- What this task involves -
Filter the data below for the string "sweatshops" and copy each matching line.

- Rows -
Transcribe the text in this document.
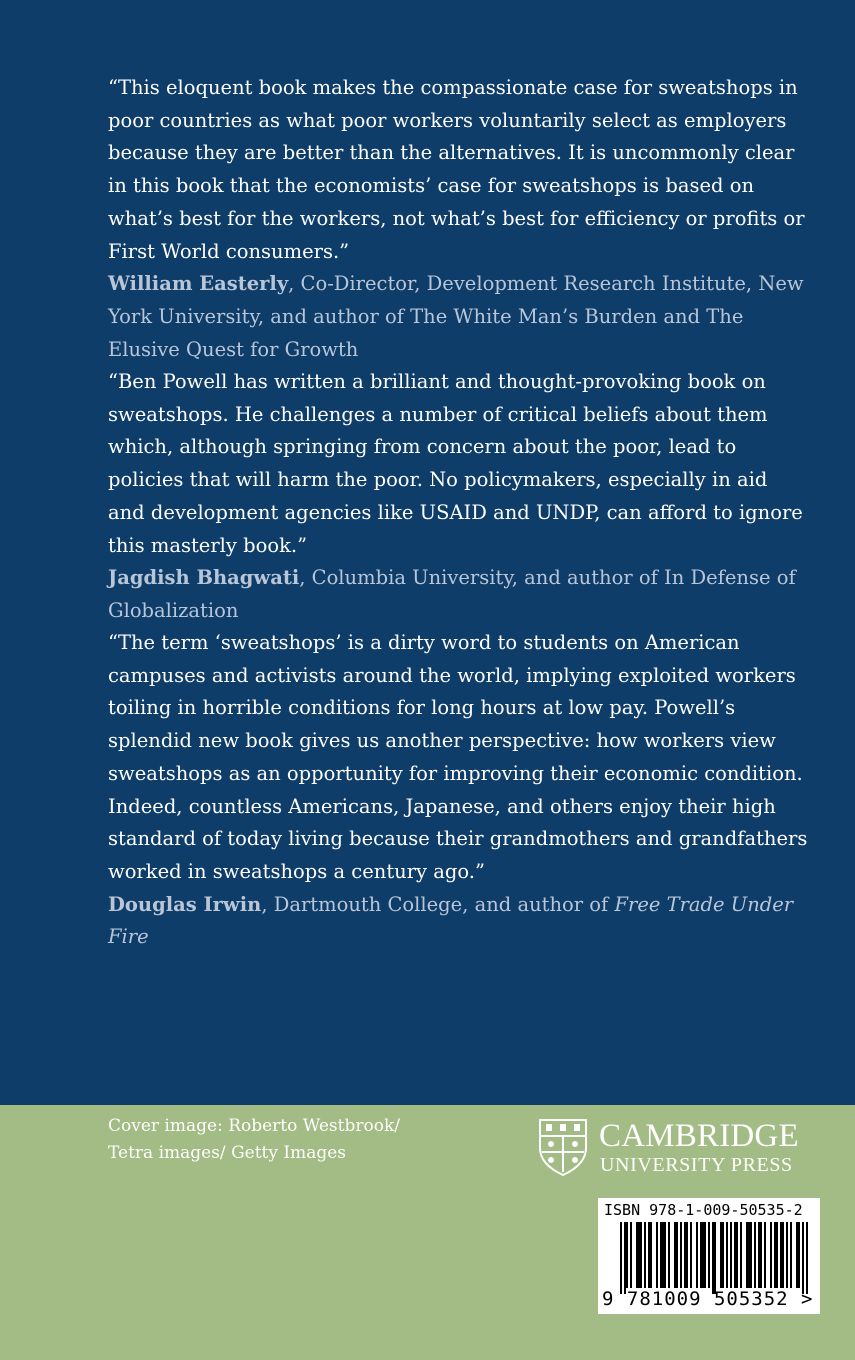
“This eloquent book makes the compassionate case for sweatshops in poor countries as what poor workers voluntarily select as employers because they are better than the alternatives. It is uncommonly clear in this book that the economists’ case for sweatshops is based on what’s best for the workers, not what’s best for efficiency or profits or First World consumers.”

William Easterly, Co-Director, Development Research Institute, New York University, and author of The White Man’s Burden and The Elusive Quest for Growth

“Ben Powell has written a brilliant and thought-provoking book on sweatshops. He challenges a number of critical beliefs about them which, although springing from concern about the poor, lead to policies that will harm the poor. No policymakers, especially in aid and development agencies like USAID and UNDP, can afford to ignore this masterly book.”

Jagdish Bhagwati, Columbia University, and author of In Defense of Globalization

“The term ‘sweatshops’ is a dirty word to students on American campuses and activists around the world, implying exploited workers toiling in horrible conditions for long hours at low pay. Powell’s splendid new book gives us another perspective: how workers view sweatshops as an opportunity for improving their economic condition. Indeed, countless Americans, Japanese, and others enjoy their high standard of today living because their grandmothers and grandfathers worked in sweatshops a century ago.”

Douglas Irwin, Dartmouth College, and author of Free Trade Under Fire

Cover image: Roberto Westbrook/

Tetra images/ Getty Images	CAMBRIDGE
UNIVERSITY PRESS
ISBN 978-1-009-50535-2
9 781009 505352 >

- Response -
“This eloquent book makes the compassionate case for sweatshops in poor countries as what poor workers voluntarily select as employers because they are better than the alternatives. It is uncommonly clear in this book that the economists’ case for sweatshops is based on what’s best for the workers, not what’s best for efficiency or profits or First World consumers.”
“Ben Powell has written a brilliant and thought-provoking book on sweatshops. He challenges a number of critical beliefs about them which, although springing from concern about the poor, lead to policies that will harm the poor. No policymakers, especially in aid and development agencies like USAID and UNDP, can afford to ignore this masterly book.”
“The term ‘sweatshops’ is a dirty word to students on American campuses and activists around the world, implying exploited workers toiling in horrible conditions for long hours at low pay. Powell’s splendid new book gives us another perspective: how workers view sweatshops as an opportunity for improving their economic condition. Indeed, countless Americans, Japanese, and others enjoy their high standard of today living because their grandmothers and grandfathers worked in sweatshops a century ago.”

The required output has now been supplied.